**Request:** Type out the material below exactly.

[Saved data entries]
—————
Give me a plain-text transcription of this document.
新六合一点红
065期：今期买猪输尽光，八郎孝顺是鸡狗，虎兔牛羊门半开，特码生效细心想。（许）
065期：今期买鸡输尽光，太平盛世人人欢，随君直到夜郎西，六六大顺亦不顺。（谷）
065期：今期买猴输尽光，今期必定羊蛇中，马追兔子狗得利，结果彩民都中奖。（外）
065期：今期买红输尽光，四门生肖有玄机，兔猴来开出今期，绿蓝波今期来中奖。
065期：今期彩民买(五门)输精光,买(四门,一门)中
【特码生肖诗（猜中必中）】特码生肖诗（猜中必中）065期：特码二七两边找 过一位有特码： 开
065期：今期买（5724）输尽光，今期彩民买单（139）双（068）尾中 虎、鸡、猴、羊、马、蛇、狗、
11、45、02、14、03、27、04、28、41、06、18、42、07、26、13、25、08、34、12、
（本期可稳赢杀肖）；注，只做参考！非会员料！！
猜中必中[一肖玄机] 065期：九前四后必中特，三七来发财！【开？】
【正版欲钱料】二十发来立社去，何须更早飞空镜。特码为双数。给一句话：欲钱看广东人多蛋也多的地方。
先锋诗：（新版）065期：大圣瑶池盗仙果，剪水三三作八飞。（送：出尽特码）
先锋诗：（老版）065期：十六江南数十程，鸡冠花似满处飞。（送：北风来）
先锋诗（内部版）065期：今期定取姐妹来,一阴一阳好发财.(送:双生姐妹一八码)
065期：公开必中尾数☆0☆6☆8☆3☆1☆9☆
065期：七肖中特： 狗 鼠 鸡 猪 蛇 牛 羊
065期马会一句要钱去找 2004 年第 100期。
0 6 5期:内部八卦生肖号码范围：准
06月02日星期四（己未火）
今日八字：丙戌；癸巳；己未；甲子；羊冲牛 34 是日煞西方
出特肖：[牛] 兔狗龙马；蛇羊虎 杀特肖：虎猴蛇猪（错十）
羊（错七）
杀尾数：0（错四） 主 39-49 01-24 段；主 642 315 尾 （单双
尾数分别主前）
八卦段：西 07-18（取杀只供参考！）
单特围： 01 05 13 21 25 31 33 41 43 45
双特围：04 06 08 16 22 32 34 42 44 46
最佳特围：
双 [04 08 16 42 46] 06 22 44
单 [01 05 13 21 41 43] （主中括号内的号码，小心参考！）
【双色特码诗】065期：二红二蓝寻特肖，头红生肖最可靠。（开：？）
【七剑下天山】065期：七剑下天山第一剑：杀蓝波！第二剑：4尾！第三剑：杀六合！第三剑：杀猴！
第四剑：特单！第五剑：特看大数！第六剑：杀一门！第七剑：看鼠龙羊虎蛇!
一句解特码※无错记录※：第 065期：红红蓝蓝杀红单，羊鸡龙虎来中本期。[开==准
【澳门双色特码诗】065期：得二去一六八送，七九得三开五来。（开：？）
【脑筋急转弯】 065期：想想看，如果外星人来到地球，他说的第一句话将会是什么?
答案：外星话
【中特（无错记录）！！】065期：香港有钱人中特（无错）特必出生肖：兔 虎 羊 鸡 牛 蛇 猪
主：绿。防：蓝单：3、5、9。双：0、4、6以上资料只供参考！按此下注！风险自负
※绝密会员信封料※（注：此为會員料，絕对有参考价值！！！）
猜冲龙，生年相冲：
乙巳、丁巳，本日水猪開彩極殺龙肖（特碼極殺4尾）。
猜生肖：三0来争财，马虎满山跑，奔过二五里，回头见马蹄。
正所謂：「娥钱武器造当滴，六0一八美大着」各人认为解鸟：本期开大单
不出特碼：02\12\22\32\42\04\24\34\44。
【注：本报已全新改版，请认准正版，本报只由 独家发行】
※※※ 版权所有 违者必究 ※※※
—————
**Expected answer:**
Give me a plain-text transcription of this document.
新六合一点红
065期：今期买猪输尽光，八郎孝顺是鸡狗，虎兔牛羊门半开，特码生效细心想。（许）
065期：今期买鸡输尽光，太平盛世人人欢，随君直到夜郎西，六六大顺亦不顺。（谷）
065期：今期买猴输尽光，今期必定羊蛇中，马追兔子狗得利，结果彩民都中奖。（外）
065期：今期买红输尽光，四门生肖有玄机，兔猴来开出今期，绿蓝波今期来中奖。
065期：今期彩民买(五门)输精光,买(四门,一门)中
【特码生肖诗（猜中必中）】特码生肖诗（猜中必中）065期：特码二七两边找 过一位有特码： 开
065期：今期买（5724）输尽光，今期彩民买单（139）双（068）尾中 虎、鸡、猴、羊、马、蛇、狗、
11、45、02、14、03、27、04、28、41、06、18、42、07、26、13、25、08、34、12、
（本期可稳赢杀肖）；注，只做参考！非会员料！！
猜中必中[一肖玄机] 065期：九前四后必中特，三七来发财！【开？】
【正版欲钱料】二十发来立社去，何须更早飞空镜。特码为双数。给一句话：欲钱看广东人多蛋也多的地方。
先锋诗：（新版）065期：大圣瑶池盗仙果，剪水三三作八飞。（送：出尽特码）
先锋诗：（老版）065期：十六江南数十程，鸡冠花似满处飞。（送：北风来）
先锋诗（内部版）065期：今期定取姐妹来,一阴一阳好发财.(送:双生姐妹一八码)
065期：公开必中尾数☆0☆6☆8☆3☆1☆9☆
065期：七肖中特： 狗 鼠 鸡 猪 蛇 牛 羊
065期马会一句要钱去找 2004 年第 100期。
0 6 5期:内部八卦生肖号码范围：准
06月02日星期四（己未火）
今日八字：丙戌；癸巳；己未；甲子；羊冲牛 34 是日煞西方
出特肖：[牛] 兔狗龙马；蛇羊虎 杀特肖：虎猴蛇猪（错十）
羊（错七）
杀尾数：0（错四） 主 39-49 01-24 段；主 642 315 尾 （单双
尾数分别主前）
八卦段：西 07-18（取杀只供参考！）
单特围： 01 05 13 21 25 31 33 41 43 45
双特围：04 06 08 16 22 32 34 42 44 46
最佳特围：
双 [04 08 16 42 46] 06 22 44
单 [01 05 13 21 41 43] （主中括号内的号码，小心参考！）
【双色特码诗】065期：二红二蓝寻特肖，头红生肖最可靠。（开：？）
【七剑下天山】065期：七剑下天山第一剑：杀蓝波！第二剑：4尾！第三剑：杀六合！第三剑：杀猴！
第四剑：特单！第五剑：特看大数！第六剑：杀一门！第七剑：看鼠龙羊虎蛇!
一句解特码※无错记录※：第 065期：红红蓝蓝杀红单，羊鸡龙虎来中本期。[开==准
【澳门双色特码诗】065期：得二去一六八送，七九得三开五来。（开：？）
【脑筋急转弯】 065期：想想看，如果外星人来到地球，他说的第一句话将会是什么?
答案：外星话
【中特（无错记录）！！】065期：香港有钱人中特（无错）特必出生肖：兔 虎 羊 鸡 牛 蛇 猪
主：绿。防：蓝单：3、5、9。双：0、4、6以上资料只供参考！按此下注！风险自负
※绝密会员信封料※（注：此为會員料，絕对有参考价值！！！）
猜冲龙，生年相冲：
乙巳、丁巳，本日水猪開彩極殺龙肖（特碼極殺4尾）。
猜生肖：三0来争财，马虎满山跑，奔过二五里，回头见马蹄。
正所謂：「娥钱武器造当滴，六0一八美大着」各人认为解鸟：本期开大单
不出特碼：02\12\22\32\42\04\24\34\44。
【注：本报已全新改版，请认准正版，本报只由 独家发行】
※※※ 版权所有 违者必究 ※※※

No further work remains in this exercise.